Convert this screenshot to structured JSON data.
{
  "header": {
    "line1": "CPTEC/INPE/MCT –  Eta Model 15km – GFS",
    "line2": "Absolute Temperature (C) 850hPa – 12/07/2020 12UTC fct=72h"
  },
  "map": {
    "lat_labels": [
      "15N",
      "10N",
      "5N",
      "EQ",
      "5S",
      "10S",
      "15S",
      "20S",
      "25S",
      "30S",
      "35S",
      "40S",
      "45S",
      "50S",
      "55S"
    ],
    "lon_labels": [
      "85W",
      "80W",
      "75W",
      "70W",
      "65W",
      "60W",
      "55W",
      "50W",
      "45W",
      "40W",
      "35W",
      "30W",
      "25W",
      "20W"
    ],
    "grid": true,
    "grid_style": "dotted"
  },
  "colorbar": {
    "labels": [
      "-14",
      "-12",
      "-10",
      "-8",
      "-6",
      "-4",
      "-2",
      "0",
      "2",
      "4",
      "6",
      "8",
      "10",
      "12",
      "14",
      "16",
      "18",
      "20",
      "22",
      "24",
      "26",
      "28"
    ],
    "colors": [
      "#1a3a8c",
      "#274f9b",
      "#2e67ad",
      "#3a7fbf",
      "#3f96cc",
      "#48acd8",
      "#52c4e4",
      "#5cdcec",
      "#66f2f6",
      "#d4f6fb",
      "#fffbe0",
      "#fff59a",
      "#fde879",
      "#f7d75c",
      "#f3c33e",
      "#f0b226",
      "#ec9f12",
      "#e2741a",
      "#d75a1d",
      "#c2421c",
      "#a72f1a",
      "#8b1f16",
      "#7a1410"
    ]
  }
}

_ _ _ _ _

### [What to produce]
Please reproduce every line of the material word for word.

### [Response]
Convert this screenshot to structured JSON data.
{
  "header": {
    "line1": "CPTEC/INPE/MCT –  Eta Model 15km – GFS",
    "line2": "Absolute Temperature (C) 850hPa – 12/07/2020 12UTC fct=72h"
  },
  "map": {
    "lat_labels": [
      "15N",
      "10N",
      "5N",
      "EQ",
      "5S",
      "10S",
      "15S",
      "20S",
      "25S",
      "30S",
      "35S",
      "40S",
      "45S",
      "50S",
      "55S"
    ],
    "lon_labels": [
      "85W",
      "80W",
      "75W",
      "70W",
      "65W",
      "60W",
      "55W",
      "50W",
      "45W",
      "40W",
      "35W",
      "30W",
      "25W",
      "20W"
    ],
    "grid": true,
    "grid_style": "dotted"
  },
  "colorbar": {
    "labels": [
      "-14",
      "-12",
      "-10",
      "-8",
      "-6",
      "-4",
      "-2",
      "0",
      "2",
      "4",
      "6",
      "8",
      "10",
      "12",
      "14",
      "16",
      "18",
      "20",
      "22",
      "24",
      "26",
      "28"
    ],
    "colors": [
      "#1a3a8c",
      "#274f9b",
      "#2e67ad",
      "#3a7fbf",
      "#3f96cc",
      "#48acd8",
      "#52c4e4",
      "#5cdcec",
      "#66f2f6",
      "#d4f6fb",
      "#fffbe0",
      "#fff59a",
      "#fde879",
      "#f7d75c",
      "#f3c33e",
      "#f0b226",
      "#ec9f12",
      "#e2741a",
      "#d75a1d",
      "#c2421c",
      "#a72f1a",
      "#8b1f16",
      "#7a1410"
    ]
  }
}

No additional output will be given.